# DATA start

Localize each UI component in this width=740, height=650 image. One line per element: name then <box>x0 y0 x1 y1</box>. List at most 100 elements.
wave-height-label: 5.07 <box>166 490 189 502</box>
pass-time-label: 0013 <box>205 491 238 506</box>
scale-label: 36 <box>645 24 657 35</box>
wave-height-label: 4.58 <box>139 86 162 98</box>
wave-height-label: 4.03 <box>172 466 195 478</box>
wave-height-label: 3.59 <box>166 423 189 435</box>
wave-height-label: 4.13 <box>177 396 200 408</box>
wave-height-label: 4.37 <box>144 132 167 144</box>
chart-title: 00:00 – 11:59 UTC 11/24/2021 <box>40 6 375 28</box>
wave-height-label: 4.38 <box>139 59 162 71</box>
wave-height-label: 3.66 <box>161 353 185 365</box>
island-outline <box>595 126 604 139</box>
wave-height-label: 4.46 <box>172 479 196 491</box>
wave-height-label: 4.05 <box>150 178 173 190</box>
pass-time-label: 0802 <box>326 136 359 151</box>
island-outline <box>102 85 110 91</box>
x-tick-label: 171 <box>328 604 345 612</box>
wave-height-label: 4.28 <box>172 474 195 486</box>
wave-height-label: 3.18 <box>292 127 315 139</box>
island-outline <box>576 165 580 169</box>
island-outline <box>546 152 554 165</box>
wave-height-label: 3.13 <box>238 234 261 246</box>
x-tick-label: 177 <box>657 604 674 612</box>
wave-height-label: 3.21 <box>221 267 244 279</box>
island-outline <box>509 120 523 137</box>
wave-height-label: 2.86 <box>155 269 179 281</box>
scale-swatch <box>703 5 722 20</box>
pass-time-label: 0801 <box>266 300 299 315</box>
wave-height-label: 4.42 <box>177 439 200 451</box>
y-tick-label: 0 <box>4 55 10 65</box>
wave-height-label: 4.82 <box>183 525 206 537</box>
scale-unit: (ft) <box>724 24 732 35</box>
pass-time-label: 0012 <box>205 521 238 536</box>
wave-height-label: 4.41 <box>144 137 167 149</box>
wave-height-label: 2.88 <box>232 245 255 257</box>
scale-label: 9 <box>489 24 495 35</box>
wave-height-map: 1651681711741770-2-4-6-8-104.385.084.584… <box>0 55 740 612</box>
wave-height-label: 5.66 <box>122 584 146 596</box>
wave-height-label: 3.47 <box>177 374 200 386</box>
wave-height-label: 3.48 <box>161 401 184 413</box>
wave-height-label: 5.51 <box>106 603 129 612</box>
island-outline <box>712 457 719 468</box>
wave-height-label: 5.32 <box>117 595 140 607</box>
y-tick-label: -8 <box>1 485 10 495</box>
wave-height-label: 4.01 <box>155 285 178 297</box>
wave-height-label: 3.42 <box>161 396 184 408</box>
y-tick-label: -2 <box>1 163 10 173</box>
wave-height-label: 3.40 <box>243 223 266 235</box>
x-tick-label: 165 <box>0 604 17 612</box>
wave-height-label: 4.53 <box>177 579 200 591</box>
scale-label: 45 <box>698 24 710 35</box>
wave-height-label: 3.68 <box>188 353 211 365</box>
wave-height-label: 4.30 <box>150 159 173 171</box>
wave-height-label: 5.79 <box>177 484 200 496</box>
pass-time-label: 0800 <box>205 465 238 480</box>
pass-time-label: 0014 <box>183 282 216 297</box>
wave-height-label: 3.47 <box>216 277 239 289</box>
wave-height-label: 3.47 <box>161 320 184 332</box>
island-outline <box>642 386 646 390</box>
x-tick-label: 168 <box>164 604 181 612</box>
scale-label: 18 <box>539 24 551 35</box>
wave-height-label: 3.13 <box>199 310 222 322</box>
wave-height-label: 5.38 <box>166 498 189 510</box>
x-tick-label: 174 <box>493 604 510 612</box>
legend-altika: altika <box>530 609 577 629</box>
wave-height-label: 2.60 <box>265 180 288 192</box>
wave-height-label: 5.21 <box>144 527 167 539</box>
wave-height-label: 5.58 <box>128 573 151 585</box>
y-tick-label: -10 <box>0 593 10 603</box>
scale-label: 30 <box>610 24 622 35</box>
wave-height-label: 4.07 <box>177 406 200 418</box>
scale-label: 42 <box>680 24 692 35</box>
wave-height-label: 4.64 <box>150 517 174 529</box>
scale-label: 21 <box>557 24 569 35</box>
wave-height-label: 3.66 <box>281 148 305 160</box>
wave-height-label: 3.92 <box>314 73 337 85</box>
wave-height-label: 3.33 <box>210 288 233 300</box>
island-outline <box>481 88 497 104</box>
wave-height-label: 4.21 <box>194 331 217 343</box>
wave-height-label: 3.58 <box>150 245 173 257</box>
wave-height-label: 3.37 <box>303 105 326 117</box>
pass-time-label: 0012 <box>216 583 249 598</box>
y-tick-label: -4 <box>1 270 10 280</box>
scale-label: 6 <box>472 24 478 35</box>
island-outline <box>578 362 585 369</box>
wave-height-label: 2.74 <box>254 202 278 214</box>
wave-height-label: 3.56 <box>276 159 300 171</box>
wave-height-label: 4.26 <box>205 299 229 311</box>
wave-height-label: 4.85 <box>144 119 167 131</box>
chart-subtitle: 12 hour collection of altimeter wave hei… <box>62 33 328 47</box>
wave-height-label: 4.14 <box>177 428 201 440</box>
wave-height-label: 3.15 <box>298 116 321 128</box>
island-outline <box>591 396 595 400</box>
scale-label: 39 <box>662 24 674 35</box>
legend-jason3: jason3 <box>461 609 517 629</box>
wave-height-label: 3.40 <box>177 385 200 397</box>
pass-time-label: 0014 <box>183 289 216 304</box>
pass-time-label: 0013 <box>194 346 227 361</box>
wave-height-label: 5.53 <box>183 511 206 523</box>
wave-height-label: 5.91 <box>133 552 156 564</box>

# DATA end
# DATA start

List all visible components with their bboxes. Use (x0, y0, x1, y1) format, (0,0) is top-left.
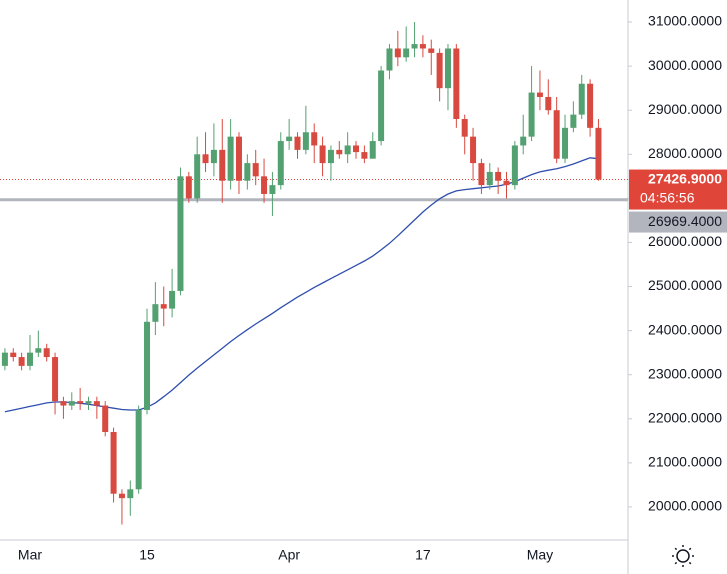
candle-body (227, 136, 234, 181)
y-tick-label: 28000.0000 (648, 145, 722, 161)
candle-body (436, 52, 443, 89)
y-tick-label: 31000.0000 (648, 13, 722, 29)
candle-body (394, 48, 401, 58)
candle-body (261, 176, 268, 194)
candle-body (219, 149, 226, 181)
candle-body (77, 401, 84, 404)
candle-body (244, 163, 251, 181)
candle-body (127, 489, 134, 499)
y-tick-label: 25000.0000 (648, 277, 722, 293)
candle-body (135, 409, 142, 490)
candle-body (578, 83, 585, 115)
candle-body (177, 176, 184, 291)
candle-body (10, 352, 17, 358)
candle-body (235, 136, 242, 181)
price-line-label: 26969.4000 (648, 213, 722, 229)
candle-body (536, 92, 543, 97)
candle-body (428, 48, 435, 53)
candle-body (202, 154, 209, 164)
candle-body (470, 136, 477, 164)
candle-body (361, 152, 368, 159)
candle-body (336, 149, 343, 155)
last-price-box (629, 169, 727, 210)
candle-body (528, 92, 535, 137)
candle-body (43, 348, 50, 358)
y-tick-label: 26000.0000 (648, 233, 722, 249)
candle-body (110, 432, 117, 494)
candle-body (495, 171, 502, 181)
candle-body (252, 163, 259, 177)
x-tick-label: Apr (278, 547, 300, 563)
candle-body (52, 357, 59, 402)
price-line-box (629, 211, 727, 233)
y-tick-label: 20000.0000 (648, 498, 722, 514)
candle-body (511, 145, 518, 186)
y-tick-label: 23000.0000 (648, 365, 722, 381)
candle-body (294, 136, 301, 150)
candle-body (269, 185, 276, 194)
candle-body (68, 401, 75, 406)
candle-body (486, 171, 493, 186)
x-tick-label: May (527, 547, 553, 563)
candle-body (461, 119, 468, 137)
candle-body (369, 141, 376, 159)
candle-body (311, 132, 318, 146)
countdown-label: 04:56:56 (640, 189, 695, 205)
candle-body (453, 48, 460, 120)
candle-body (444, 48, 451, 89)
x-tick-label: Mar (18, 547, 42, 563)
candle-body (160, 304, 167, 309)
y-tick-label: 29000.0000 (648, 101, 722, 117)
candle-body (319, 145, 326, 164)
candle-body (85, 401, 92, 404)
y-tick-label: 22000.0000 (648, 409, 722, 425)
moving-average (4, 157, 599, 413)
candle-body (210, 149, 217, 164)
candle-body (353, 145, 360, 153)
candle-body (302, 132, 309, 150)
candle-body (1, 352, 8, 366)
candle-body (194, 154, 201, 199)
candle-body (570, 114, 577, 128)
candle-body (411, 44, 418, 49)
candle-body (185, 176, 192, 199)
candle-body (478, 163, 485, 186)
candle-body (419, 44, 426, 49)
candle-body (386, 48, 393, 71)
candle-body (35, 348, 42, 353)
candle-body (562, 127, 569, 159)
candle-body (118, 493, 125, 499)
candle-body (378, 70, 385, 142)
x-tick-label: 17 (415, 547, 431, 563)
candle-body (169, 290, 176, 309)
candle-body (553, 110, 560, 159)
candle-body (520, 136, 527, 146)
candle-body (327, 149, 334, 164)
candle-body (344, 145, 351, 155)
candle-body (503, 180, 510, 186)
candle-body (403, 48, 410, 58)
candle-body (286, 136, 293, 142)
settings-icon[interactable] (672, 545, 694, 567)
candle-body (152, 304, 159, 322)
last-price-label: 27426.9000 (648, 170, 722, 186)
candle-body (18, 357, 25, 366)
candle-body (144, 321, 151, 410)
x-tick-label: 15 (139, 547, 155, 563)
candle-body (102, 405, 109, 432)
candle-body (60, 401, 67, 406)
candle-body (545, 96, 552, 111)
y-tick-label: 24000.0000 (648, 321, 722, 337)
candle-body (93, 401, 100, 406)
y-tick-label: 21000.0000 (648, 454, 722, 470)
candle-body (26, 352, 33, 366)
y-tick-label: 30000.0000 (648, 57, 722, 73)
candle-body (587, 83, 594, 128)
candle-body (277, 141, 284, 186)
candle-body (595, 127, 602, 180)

# DATA end
# DATA start

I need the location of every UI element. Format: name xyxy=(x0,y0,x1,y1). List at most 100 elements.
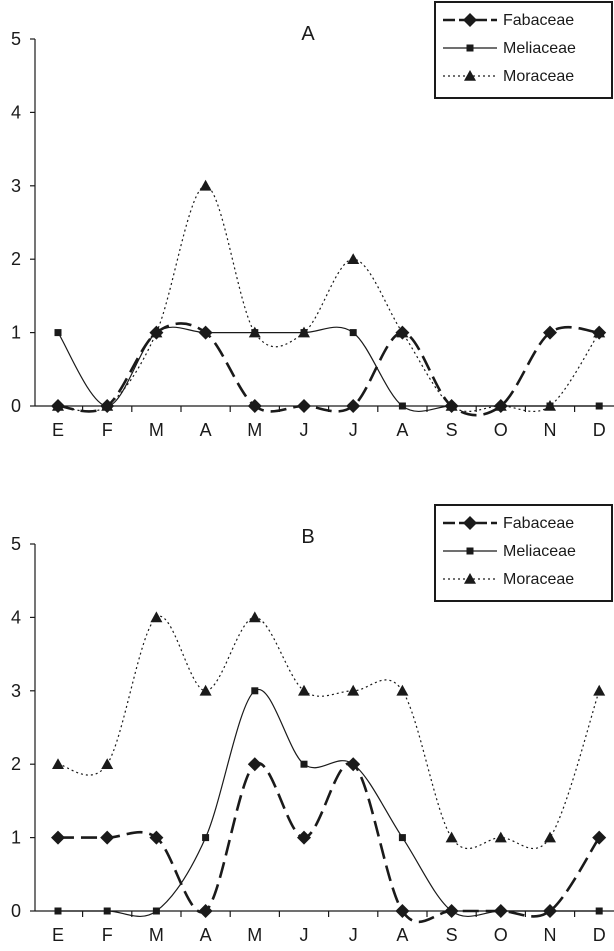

# DATA end

■ **GOAL**: Rewrite the data from the line holding "List all visible" through the line holding "candle-body (461, 119, 468, 137)", inclusive, as a numbered list with blank lines omitted. Leave out the picture lines and give only those lines.

■ **OUTPUT BELOW**:
1. List all visible components with their bboxes. Use (x0, y0, x1, y1) format, (0,0) is top-left.
2. candle-body (227, 136, 234, 181)
3. y-tick-label: 28000.0000 (648, 145, 722, 161)
4. candle-body (436, 52, 443, 89)
5. y-tick-label: 31000.0000 (648, 13, 722, 29)
6. candle-body (394, 48, 401, 58)
7. candle-body (261, 176, 268, 194)
8. candle-body (219, 149, 226, 181)
9. candle-body (77, 401, 84, 404)
10. candle-body (244, 163, 251, 181)
11. candle-body (127, 489, 134, 499)
12. y-tick-label: 25000.0000 (648, 277, 722, 293)
13. candle-body (135, 409, 142, 490)
14. candle-body (578, 83, 585, 115)
15. candle-body (177, 176, 184, 291)
16. candle-body (10, 352, 17, 358)
17. candle-body (235, 136, 242, 181)
18. price-line-label: 26969.4000 (648, 213, 722, 229)
19. candle-body (536, 92, 543, 97)
20. candle-body (428, 48, 435, 53)
21. candle-body (202, 154, 209, 164)
22. candle-body (470, 136, 477, 164)
23. candle-body (361, 152, 368, 159)
24. candle-body (336, 149, 343, 155)
25. last-price-box (629, 169, 727, 210)
26. candle-body (528, 92, 535, 137)
27. candle-body (43, 348, 50, 358)
28. y-tick-label: 26000.0000 (648, 233, 722, 249)
29. candle-body (110, 432, 117, 494)
30. candle-body (495, 171, 502, 181)
31. candle-body (252, 163, 259, 177)
32. x-tick-label: Apr (278, 547, 300, 563)
33. candle-body (52, 357, 59, 402)
34. price-line-box (629, 211, 727, 233)
35. y-tick-label: 20000.0000 (648, 498, 722, 514)
36. candle-body (511, 145, 518, 186)
37. y-tick-label: 23000.0000 (648, 365, 722, 381)
38. candle-body (294, 136, 301, 150)
39. candle-body (269, 185, 276, 194)
40. candle-body (68, 401, 75, 406)
41. candle-body (486, 171, 493, 186)
42. x-tick-label: May (527, 547, 553, 563)
43. candle-body (461, 119, 468, 137)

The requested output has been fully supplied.